> TASK TO CARRY OUT: Check each line below for the word "vertus" and give the number of lines that have it, nothing more.

----- RECORDED DATA -----

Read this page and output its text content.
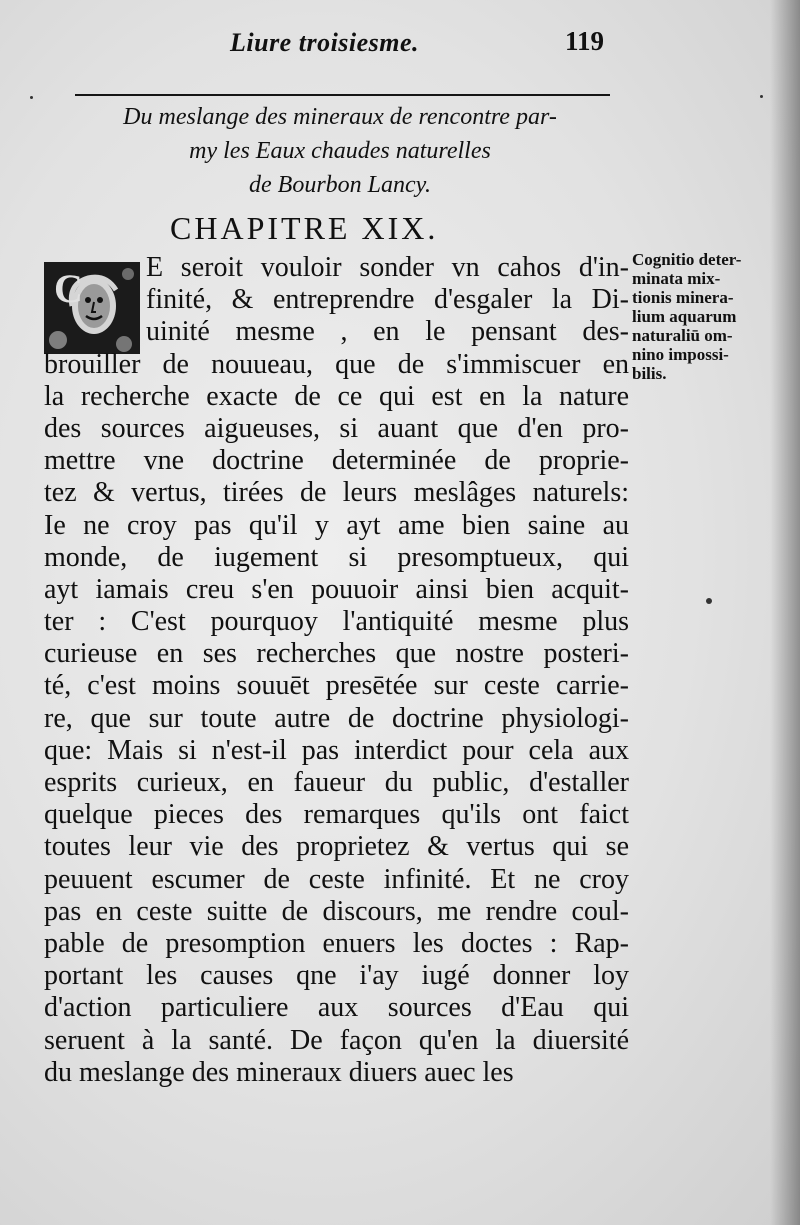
Liure troisiesme.	119
Du meslange des mineraux de rencontre par-
my les Eaux chaudes naturelles
de Bourbon Lancy.
CHAPITRE XIX.
C	E seroit vouloir sonder vn cahos d'in-
finité, & entreprendre d'esgaler la Di-
uinité mesme , en le pensant des-
brouiller de nouueau, que de s'immiscuer en
la recherche exacte de ce qui est en la nature
des sources aigueuses, si auant que d'en pro-
mettre vne doctrine determinée de propriе-
tez & vertus, tirées de leurs meslâges naturels:
Ie ne croy pas qu'il y ayt ame bien saine au
monde, de iugement si presomptueux, qui
ayt iamais creu s'en pouuoir ainsi bien acquit-
ter : C'est pourquoy l'antiquité mesme plus
curieuse en ses recherches que nostre posteri-
té, c'est moins souuēt presētée sur ceste carrie-
re, que sur toute autre de doctrine physiologi-
que: Mais si n'est-il pas interdict pour cela aux
esprits curieux, en faueur du public, d'estaller
quelque pieces des remarques qu'ils ont faict
toutes leur vie des proprietez & vertus qui se
peuuent escumer de ceste infinité. Et ne croy
pas en ceste suitte de discours, me rendre coul-
pable de presomption enuers les doctes : Rap-
portant les causes qne i'ay iugé donner loy
d'action particuliere aux sources d'Eau qui
seruent à la santé. De façon qu'en la diuersité
du meslange des mineraux diuers auec les
Cognitio deter-
minata mix-
tionis minera-
lium aquarum
naturaliū om-
nino impossi-
bilis.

-----

> SOLUTION FOR THIS PROBLEM: 2